◆ **Material shown**
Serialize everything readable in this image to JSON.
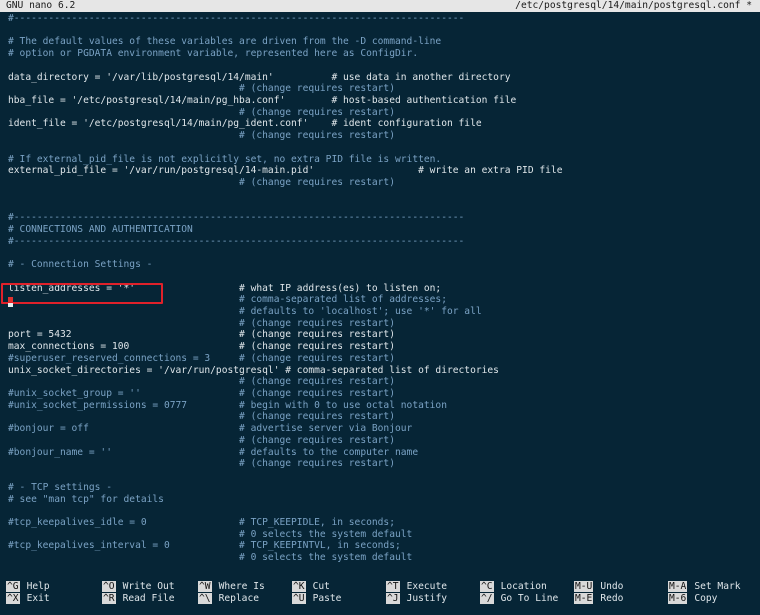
{
  "titlebar": {
    "app": "GNU nano 6.2",
    "file": "/etc/postgresql/14/main/postgresql.conf *"
  },
  "lines": [
    {
      "text": "#------------------------------------------------------------------------------",
      "kind": "c"
    },
    {
      "text": "",
      "kind": "n"
    },
    {
      "text": "# The default values of these variables are driven from the -D command-line",
      "kind": "c"
    },
    {
      "text": "# option or PGDATA environment variable, represented here as ConfigDir.",
      "kind": "c"
    },
    {
      "text": "",
      "kind": "n"
    },
    {
      "text": "data_directory = '/var/lib/postgresql/14/main'          # use data in another directory",
      "kind": "n"
    },
    {
      "text": "                                        # (change requires restart)",
      "kind": "c"
    },
    {
      "text": "hba_file = '/etc/postgresql/14/main/pg_hba.conf'        # host-based authentication file",
      "kind": "n"
    },
    {
      "text": "                                        # (change requires restart)",
      "kind": "c"
    },
    {
      "text": "ident_file = '/etc/postgresql/14/main/pg_ident.conf'    # ident configuration file",
      "kind": "n"
    },
    {
      "text": "                                        # (change requires restart)",
      "kind": "c"
    },
    {
      "text": "",
      "kind": "n"
    },
    {
      "text": "# If external_pid_file is not explicitly set, no extra PID file is written.",
      "kind": "c"
    },
    {
      "text": "external_pid_file = '/var/run/postgresql/14-main.pid'                  # write an extra PID file",
      "kind": "n"
    },
    {
      "text": "                                        # (change requires restart)",
      "kind": "c"
    },
    {
      "text": "",
      "kind": "n"
    },
    {
      "text": "",
      "kind": "n"
    },
    {
      "text": "#------------------------------------------------------------------------------",
      "kind": "c"
    },
    {
      "text": "# CONNECTIONS AND AUTHENTICATION",
      "kind": "c"
    },
    {
      "text": "#------------------------------------------------------------------------------",
      "kind": "c"
    },
    {
      "text": "",
      "kind": "n"
    },
    {
      "text": "# - Connection Settings -",
      "kind": "c"
    },
    {
      "text": "",
      "kind": "n"
    },
    {
      "text": "listen_addresses = '*'                  # what IP address(es) to listen on;",
      "kind": "n"
    },
    {
      "text": "                                        # comma-separated list of addresses;",
      "kind": "c"
    },
    {
      "text": "                                        # defaults to 'localhost'; use '*' for all",
      "kind": "c"
    },
    {
      "text": "                                        # (change requires restart)",
      "kind": "c"
    },
    {
      "text": "port = 5432                             # (change requires restart)",
      "kind": "n"
    },
    {
      "text": "max_connections = 100                   # (change requires restart)",
      "kind": "n"
    },
    {
      "text": "#superuser_reserved_connections = 3     # (change requires restart)",
      "kind": "c"
    },
    {
      "text": "unix_socket_directories = '/var/run/postgresql' # comma-separated list of directories",
      "kind": "n"
    },
    {
      "text": "                                        # (change requires restart)",
      "kind": "c"
    },
    {
      "text": "#unix_socket_group = ''                 # (change requires restart)",
      "kind": "c"
    },
    {
      "text": "#unix_socket_permissions = 0777         # begin with 0 to use octal notation",
      "kind": "c"
    },
    {
      "text": "                                        # (change requires restart)",
      "kind": "c"
    },
    {
      "text": "#bonjour = off                          # advertise server via Bonjour",
      "kind": "c"
    },
    {
      "text": "                                        # (change requires restart)",
      "kind": "c"
    },
    {
      "text": "#bonjour_name = ''                      # defaults to the computer name",
      "kind": "c"
    },
    {
      "text": "                                        # (change requires restart)",
      "kind": "c"
    },
    {
      "text": "",
      "kind": "n"
    },
    {
      "text": "# - TCP settings -",
      "kind": "c"
    },
    {
      "text": "# see \"man tcp\" for details",
      "kind": "c"
    },
    {
      "text": "",
      "kind": "n"
    },
    {
      "text": "#tcp_keepalives_idle = 0                # TCP_KEEPIDLE, in seconds;",
      "kind": "c"
    },
    {
      "text": "                                        # 0 selects the system default",
      "kind": "c"
    },
    {
      "text": "#tcp_keepalives_interval = 0            # TCP_KEEPINTVL, in seconds;",
      "kind": "c"
    },
    {
      "text": "                                        # 0 selects the system default",
      "kind": "c"
    }
  ],
  "shortcuts": [
    {
      "key": "^G",
      "label": "Help",
      "name": "help"
    },
    {
      "key": "^O",
      "label": "Write Out",
      "name": "write-out"
    },
    {
      "key": "^W",
      "label": "Where Is",
      "name": "where-is"
    },
    {
      "key": "^K",
      "label": "Cut",
      "name": "cut"
    },
    {
      "key": "^T",
      "label": "Execute",
      "name": "execute"
    },
    {
      "key": "^C",
      "label": "Location",
      "name": "location"
    },
    {
      "key": "M-U",
      "label": "Undo",
      "name": "undo"
    },
    {
      "key": "M-A",
      "label": "Set Mark",
      "name": "set-mark"
    },
    {
      "key": "^X",
      "label": "Exit",
      "name": "exit"
    },
    {
      "key": "^R",
      "label": "Read File",
      "name": "read-file"
    },
    {
      "key": "^\\",
      "label": "Replace",
      "name": "replace"
    },
    {
      "key": "^U",
      "label": "Paste",
      "name": "paste"
    },
    {
      "key": "^J",
      "label": "Justify",
      "name": "justify"
    },
    {
      "key": "^/",
      "label": "Go To Line",
      "name": "go-to-line"
    },
    {
      "key": "M-E",
      "label": "Redo",
      "name": "redo"
    },
    {
      "key": "M-6",
      "label": "Copy",
      "name": "copy"
    }
  ],
  "colors": {
    "background": "#062536",
    "comment": "#7aa2c4",
    "text": "#dfe6ea",
    "highlight_box": "#e0212a",
    "titlebar": "#e6e6e6"
  }
}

◆ **Given request**
Every entry should be returned exactly as written, minus the pictures.

◆ **Output of the exercise**
Serialize everything readable in this image to JSON.
{
  "titlebar": {
    "app": "GNU nano 6.2",
    "file": "/etc/postgresql/14/main/postgresql.conf *"
  },
  "lines": [
    {
      "text": "#------------------------------------------------------------------------------",
      "kind": "c"
    },
    {
      "text": "",
      "kind": "n"
    },
    {
      "text": "# The default values of these variables are driven from the -D command-line",
      "kind": "c"
    },
    {
      "text": "# option or PGDATA environment variable, represented here as ConfigDir.",
      "kind": "c"
    },
    {
      "text": "",
      "kind": "n"
    },
    {
      "text": "data_directory = '/var/lib/postgresql/14/main'          # use data in another directory",
      "kind": "n"
    },
    {
      "text": "                                        # (change requires restart)",
      "kind": "c"
    },
    {
      "text": "hba_file = '/etc/postgresql/14/main/pg_hba.conf'        # host-based authentication file",
      "kind": "n"
    },
    {
      "text": "                                        # (change requires restart)",
      "kind": "c"
    },
    {
      "text": "ident_file = '/etc/postgresql/14/main/pg_ident.conf'    # ident configuration file",
      "kind": "n"
    },
    {
      "text": "                                        # (change requires restart)",
      "kind": "c"
    },
    {
      "text": "",
      "kind": "n"
    },
    {
      "text": "# If external_pid_file is not explicitly set, no extra PID file is written.",
      "kind": "c"
    },
    {
      "text": "external_pid_file = '/var/run/postgresql/14-main.pid'                  # write an extra PID file",
      "kind": "n"
    },
    {
      "text": "                                        # (change requires restart)",
      "kind": "c"
    },
    {
      "text": "",
      "kind": "n"
    },
    {
      "text": "",
      "kind": "n"
    },
    {
      "text": "#------------------------------------------------------------------------------",
      "kind": "c"
    },
    {
      "text": "# CONNECTIONS AND AUTHENTICATION",
      "kind": "c"
    },
    {
      "text": "#------------------------------------------------------------------------------",
      "kind": "c"
    },
    {
      "text": "",
      "kind": "n"
    },
    {
      "text": "# - Connection Settings -",
      "kind": "c"
    },
    {
      "text": "",
      "kind": "n"
    },
    {
      "text": "listen_addresses = '*'                  # what IP address(es) to listen on;",
      "kind": "n"
    },
    {
      "text": "                                        # comma-separated list of addresses;",
      "kind": "c"
    },
    {
      "text": "                                        # defaults to 'localhost'; use '*' for all",
      "kind": "c"
    },
    {
      "text": "                                        # (change requires restart)",
      "kind": "c"
    },
    {
      "text": "port = 5432                             # (change requires restart)",
      "kind": "n"
    },
    {
      "text": "max_connections = 100                   # (change requires restart)",
      "kind": "n"
    },
    {
      "text": "#superuser_reserved_connections = 3     # (change requires restart)",
      "kind": "c"
    },
    {
      "text": "unix_socket_directories = '/var/run/postgresql' # comma-separated list of directories",
      "kind": "n"
    },
    {
      "text": "                                        # (change requires restart)",
      "kind": "c"
    },
    {
      "text": "#unix_socket_group = ''                 # (change requires restart)",
      "kind": "c"
    },
    {
      "text": "#unix_socket_permissions = 0777         # begin with 0 to use octal notation",
      "kind": "c"
    },
    {
      "text": "                                        # (change requires restart)",
      "kind": "c"
    },
    {
      "text": "#bonjour = off                          # advertise server via Bonjour",
      "kind": "c"
    },
    {
      "text": "                                        # (change requires restart)",
      "kind": "c"
    },
    {
      "text": "#bonjour_name = ''                      # defaults to the computer name",
      "kind": "c"
    },
    {
      "text": "                                        # (change requires restart)",
      "kind": "c"
    },
    {
      "text": "",
      "kind": "n"
    },
    {
      "text": "# - TCP settings -",
      "kind": "c"
    },
    {
      "text": "# see \"man tcp\" for details",
      "kind": "c"
    },
    {
      "text": "",
      "kind": "n"
    },
    {
      "text": "#tcp_keepalives_idle = 0                # TCP_KEEPIDLE, in seconds;",
      "kind": "c"
    },
    {
      "text": "                                        # 0 selects the system default",
      "kind": "c"
    },
    {
      "text": "#tcp_keepalives_interval = 0            # TCP_KEEPINTVL, in seconds;",
      "kind": "c"
    },
    {
      "text": "                                        # 0 selects the system default",
      "kind": "c"
    }
  ],
  "shortcuts": [
    {
      "key": "^G",
      "label": "Help",
      "name": "help"
    },
    {
      "key": "^O",
      "label": "Write Out",
      "name": "write-out"
    },
    {
      "key": "^W",
      "label": "Where Is",
      "name": "where-is"
    },
    {
      "key": "^K",
      "label": "Cut",
      "name": "cut"
    },
    {
      "key": "^T",
      "label": "Execute",
      "name": "execute"
    },
    {
      "key": "^C",
      "label": "Location",
      "name": "location"
    },
    {
      "key": "M-U",
      "label": "Undo",
      "name": "undo"
    },
    {
      "key": "M-A",
      "label": "Set Mark",
      "name": "set-mark"
    },
    {
      "key": "^X",
      "label": "Exit",
      "name": "exit"
    },
    {
      "key": "^R",
      "label": "Read File",
      "name": "read-file"
    },
    {
      "key": "^\\",
      "label": "Replace",
      "name": "replace"
    },
    {
      "key": "^U",
      "label": "Paste",
      "name": "paste"
    },
    {
      "key": "^J",
      "label": "Justify",
      "name": "justify"
    },
    {
      "key": "^/",
      "label": "Go To Line",
      "name": "go-to-line"
    },
    {
      "key": "M-E",
      "label": "Redo",
      "name": "redo"
    },
    {
      "key": "M-6",
      "label": "Copy",
      "name": "copy"
    }
  ],
  "colors": {
    "background": "#062536",
    "comment": "#7aa2c4",
    "text": "#dfe6ea",
    "highlight_box": "#e0212a",
    "titlebar": "#e6e6e6"
  }
}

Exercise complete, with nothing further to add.